Your task is to output the entries below word for word.

--------------------------------

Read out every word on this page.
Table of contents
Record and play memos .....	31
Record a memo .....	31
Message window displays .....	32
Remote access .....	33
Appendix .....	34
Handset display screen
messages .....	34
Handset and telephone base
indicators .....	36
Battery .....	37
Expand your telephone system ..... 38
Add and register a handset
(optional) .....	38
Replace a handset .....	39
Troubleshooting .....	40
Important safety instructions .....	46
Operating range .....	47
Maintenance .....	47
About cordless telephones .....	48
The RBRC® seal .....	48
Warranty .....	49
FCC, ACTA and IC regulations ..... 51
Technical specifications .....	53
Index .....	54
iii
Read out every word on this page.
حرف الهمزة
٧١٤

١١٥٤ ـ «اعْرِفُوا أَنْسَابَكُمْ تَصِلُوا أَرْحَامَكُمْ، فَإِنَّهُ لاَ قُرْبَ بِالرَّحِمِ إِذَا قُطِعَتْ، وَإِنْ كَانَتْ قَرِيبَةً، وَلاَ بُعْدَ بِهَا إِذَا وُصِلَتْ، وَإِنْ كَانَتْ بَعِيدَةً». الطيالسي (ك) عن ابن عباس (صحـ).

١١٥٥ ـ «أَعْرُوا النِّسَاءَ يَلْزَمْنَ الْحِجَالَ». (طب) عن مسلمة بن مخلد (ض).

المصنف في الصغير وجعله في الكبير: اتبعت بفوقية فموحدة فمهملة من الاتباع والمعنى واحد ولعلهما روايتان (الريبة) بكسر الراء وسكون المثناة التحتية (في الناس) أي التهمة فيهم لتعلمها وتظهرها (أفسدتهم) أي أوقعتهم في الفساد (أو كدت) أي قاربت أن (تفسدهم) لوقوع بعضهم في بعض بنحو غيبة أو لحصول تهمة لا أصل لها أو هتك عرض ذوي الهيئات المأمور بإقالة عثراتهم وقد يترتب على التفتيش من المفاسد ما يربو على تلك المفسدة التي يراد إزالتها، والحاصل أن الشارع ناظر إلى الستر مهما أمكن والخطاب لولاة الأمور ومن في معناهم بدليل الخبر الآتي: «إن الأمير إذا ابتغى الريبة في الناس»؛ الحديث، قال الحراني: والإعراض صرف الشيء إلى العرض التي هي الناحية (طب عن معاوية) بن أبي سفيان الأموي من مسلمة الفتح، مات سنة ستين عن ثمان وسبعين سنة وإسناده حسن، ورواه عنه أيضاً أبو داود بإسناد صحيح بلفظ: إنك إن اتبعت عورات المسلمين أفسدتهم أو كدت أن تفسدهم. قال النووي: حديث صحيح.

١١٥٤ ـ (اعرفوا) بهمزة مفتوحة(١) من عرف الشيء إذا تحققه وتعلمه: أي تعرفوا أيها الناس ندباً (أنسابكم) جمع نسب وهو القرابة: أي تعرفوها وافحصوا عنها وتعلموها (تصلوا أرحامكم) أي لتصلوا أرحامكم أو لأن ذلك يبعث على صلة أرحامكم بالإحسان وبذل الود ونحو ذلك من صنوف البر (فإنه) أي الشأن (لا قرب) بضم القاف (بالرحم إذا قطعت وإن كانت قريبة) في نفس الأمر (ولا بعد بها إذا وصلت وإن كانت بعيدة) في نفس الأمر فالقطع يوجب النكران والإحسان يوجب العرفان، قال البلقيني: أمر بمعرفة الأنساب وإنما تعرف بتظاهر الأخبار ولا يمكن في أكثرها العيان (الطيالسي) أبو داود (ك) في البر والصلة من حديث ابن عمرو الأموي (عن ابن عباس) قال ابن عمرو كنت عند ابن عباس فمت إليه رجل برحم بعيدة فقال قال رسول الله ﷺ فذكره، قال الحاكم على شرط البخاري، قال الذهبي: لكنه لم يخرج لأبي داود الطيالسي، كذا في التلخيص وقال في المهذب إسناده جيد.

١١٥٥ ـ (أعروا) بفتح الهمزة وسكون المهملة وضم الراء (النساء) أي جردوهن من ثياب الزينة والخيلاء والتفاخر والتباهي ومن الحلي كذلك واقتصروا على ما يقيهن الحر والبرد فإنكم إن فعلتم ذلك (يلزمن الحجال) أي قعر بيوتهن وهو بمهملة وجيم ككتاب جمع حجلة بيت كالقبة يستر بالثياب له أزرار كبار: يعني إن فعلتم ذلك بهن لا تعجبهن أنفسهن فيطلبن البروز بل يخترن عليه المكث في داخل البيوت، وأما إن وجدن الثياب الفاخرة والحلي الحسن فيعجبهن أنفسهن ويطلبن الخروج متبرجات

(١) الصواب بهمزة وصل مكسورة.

--------------------------------

**Written solution:**
Read out every word on this page.
Table of contents
Record and play memos .....	31
Record a memo .....	31
Message window displays .....	32
Remote access .....	33
Appendix .....	34
Handset display screen
messages .....	34
Handset and telephone base
indicators .....	36
Battery .....	37
Expand your telephone system ..... 38
Add and register a handset
(optional) .....	38
Replace a handset .....	39
Troubleshooting .....	40
Important safety instructions .....	46
Operating range .....	47
Maintenance .....	47
About cordless telephones .....	48
The RBRC® seal .....	48
Warranty .....	49
FCC, ACTA and IC regulations ..... 51
Technical specifications .....	53
Index .....	54
iii
Read out every word on this page.
حرف الهمزة
٧١٤

١١٥٤ ـ «اعْرِفُوا أَنْسَابَكُمْ تَصِلُوا أَرْحَامَكُمْ، فَإِنَّهُ لاَ قُرْبَ بِالرَّحِمِ إِذَا قُطِعَتْ، وَإِنْ كَانَتْ قَرِيبَةً، وَلاَ بُعْدَ بِهَا إِذَا وُصِلَتْ، وَإِنْ كَانَتْ بَعِيدَةً». الطيالسي (ك) عن ابن عباس (صحـ).

١١٥٥ ـ «أَعْرُوا النِّسَاءَ يَلْزَمْنَ الْحِجَالَ». (طب) عن مسلمة بن مخلد (ض).

المصنف في الصغير وجعله في الكبير: اتبعت بفوقية فموحدة فمهملة من الاتباع والمعنى واحد ولعلهما روايتان (الريبة) بكسر الراء وسكون المثناة التحتية (في الناس) أي التهمة فيهم لتعلمها وتظهرها (أفسدتهم) أي أوقعتهم في الفساد (أو كدت) أي قاربت أن (تفسدهم) لوقوع بعضهم في بعض بنحو غيبة أو لحصول تهمة لا أصل لها أو هتك عرض ذوي الهيئات المأمور بإقالة عثراتهم وقد يترتب على التفتيش من المفاسد ما يربو على تلك المفسدة التي يراد إزالتها، والحاصل أن الشارع ناظر إلى الستر مهما أمكن والخطاب لولاة الأمور ومن في معناهم بدليل الخبر الآتي: «إن الأمير إذا ابتغى الريبة في الناس»؛ الحديث، قال الحراني: والإعراض صرف الشيء إلى العرض التي هي الناحية (طب عن معاوية) بن أبي سفيان الأموي من مسلمة الفتح، مات سنة ستين عن ثمان وسبعين سنة وإسناده حسن، ورواه عنه أيضاً أبو داود بإسناد صحيح بلفظ: إنك إن اتبعت عورات المسلمين أفسدتهم أو كدت أن تفسدهم. قال النووي: حديث صحيح.

١١٥٤ ـ (اعرفوا) بهمزة مفتوحة(١) من عرف الشيء إذا تحققه وتعلمه: أي تعرفوا أيها الناس ندباً (أنسابكم) جمع نسب وهو القرابة: أي تعرفوها وافحصوا عنها وتعلموها (تصلوا أرحامكم) أي لتصلوا أرحامكم أو لأن ذلك يبعث على صلة أرحامكم بالإحسان وبذل الود ونحو ذلك من صنوف البر (فإنه) أي الشأن (لا قرب) بضم القاف (بالرحم إذا قطعت وإن كانت قريبة) في نفس الأمر (ولا بعد بها إذا وصلت وإن كانت بعيدة) في نفس الأمر فالقطع يوجب النكران والإحسان يوجب العرفان، قال البلقيني: أمر بمعرفة الأنساب وإنما تعرف بتظاهر الأخبار ولا يمكن في أكثرها العيان (الطيالسي) أبو داود (ك) في البر والصلة من حديث ابن عمرو الأموي (عن ابن عباس) قال ابن عمرو كنت عند ابن عباس فمت إليه رجل برحم بعيدة فقال قال رسول الله ﷺ فذكره، قال الحاكم على شرط البخاري، قال الذهبي: لكنه لم يخرج لأبي داود الطيالسي، كذا في التلخيص وقال في المهذب إسناده جيد.

١١٥٥ ـ (أعروا) بفتح الهمزة وسكون المهملة وضم الراء (النساء) أي جردوهن من ثياب الزينة والخيلاء والتفاخر والتباهي ومن الحلي كذلك واقتصروا على ما يقيهن الحر والبرد فإنكم إن فعلتم ذلك (يلزمن الحجال) أي قعر بيوتهن وهو بمهملة وجيم ككتاب جمع حجلة بيت كالقبة يستر بالثياب له أزرار كبار: يعني إن فعلتم ذلك بهن لا تعجبهن أنفسهن فيطلبن البروز بل يخترن عليه المكث في داخل البيوت، وأما إن وجدن الثياب الفاخرة والحلي الحسن فيعجبهن أنفسهن ويطلبن الخروج متبرجات

(١) الصواب بهمزة وصل مكسورة.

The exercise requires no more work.